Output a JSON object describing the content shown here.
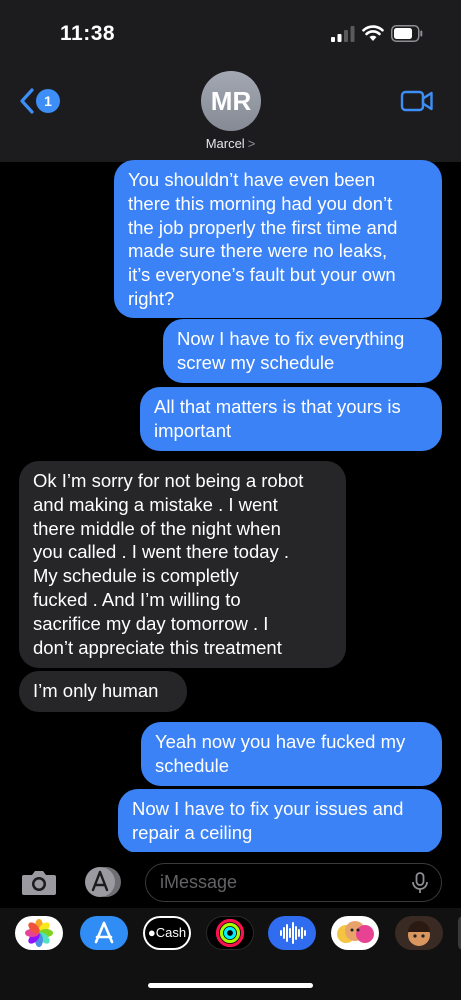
{
  "status_bar": {
    "time": "11:38"
  },
  "header": {
    "back_badge": "1",
    "avatar_initials": "MR",
    "contact_name": "Marcel",
    "contact_chevron": ">"
  },
  "messages": [
    {
      "direction": "sent",
      "text": "You shouldn’t have even been\nthere this morning had you don’t\nthe job properly the first time and\nmade sure there were no leaks,\nit’s everyone’s fault but your own\nright?"
    },
    {
      "direction": "sent",
      "text": "Now I have to fix everything\nscrew my schedule"
    },
    {
      "direction": "sent",
      "text": "All that matters is that yours is\nimportant"
    },
    {
      "direction": "received",
      "text": "Ok I’m sorry for not being a robot\nand making a mistake . I went\nthere middle of the night when\nyou called . I went there today .\nMy schedule is completly\nfucked . And I’m willing to\nsacrifice my day tomorrow . I\ndon’t appreciate this treatment"
    },
    {
      "direction": "received",
      "text": "I’m only human"
    },
    {
      "direction": "sent",
      "text": "Yeah now you have fucked my\nschedule"
    },
    {
      "direction": "sent",
      "text": "Now I have to fix your issues and\nrepair a ceiling"
    }
  ],
  "input": {
    "placeholder": "iMessage"
  },
  "app_drawer": {
    "apps": [
      "photos-app",
      "app-store-app",
      "cash-app",
      "activity-app",
      "audio-message-app",
      "memoji-stickers-app",
      "memoji-app"
    ],
    "cash_label": "Cash"
  },
  "colors": {
    "sent_bubble": "#3b82f6",
    "received_bubble": "#262628",
    "accent": "#3d8ef7"
  }
}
○ ○ ○ ○
All of the material above needs to be restated exactly, with no pictures.

» Answer to this exercise
Output a JSON object describing the content shown here.
{
  "status_bar": {
    "time": "11:38"
  },
  "header": {
    "back_badge": "1",
    "avatar_initials": "MR",
    "contact_name": "Marcel",
    "contact_chevron": ">"
  },
  "messages": [
    {
      "direction": "sent",
      "text": "You shouldn’t have even been\nthere this morning had you don’t\nthe job properly the first time and\nmade sure there were no leaks,\nit’s everyone’s fault but your own\nright?"
    },
    {
      "direction": "sent",
      "text": "Now I have to fix everything\nscrew my schedule"
    },
    {
      "direction": "sent",
      "text": "All that matters is that yours is\nimportant"
    },
    {
      "direction": "received",
      "text": "Ok I’m sorry for not being a robot\nand making a mistake . I went\nthere middle of the night when\nyou called . I went there today .\nMy schedule is completly\nfucked . And I’m willing to\nsacrifice my day tomorrow . I\ndon’t appreciate this treatment"
    },
    {
      "direction": "received",
      "text": "I’m only human"
    },
    {
      "direction": "sent",
      "text": "Yeah now you have fucked my\nschedule"
    },
    {
      "direction": "sent",
      "text": "Now I have to fix your issues and\nrepair a ceiling"
    }
  ],
  "input": {
    "placeholder": "iMessage"
  },
  "app_drawer": {
    "apps": [
      "photos-app",
      "app-store-app",
      "cash-app",
      "activity-app",
      "audio-message-app",
      "memoji-stickers-app",
      "memoji-app"
    ],
    "cash_label": "Cash"
  },
  "colors": {
    "sent_bubble": "#3b82f6",
    "received_bubble": "#262628",
    "accent": "#3d8ef7"
  }
}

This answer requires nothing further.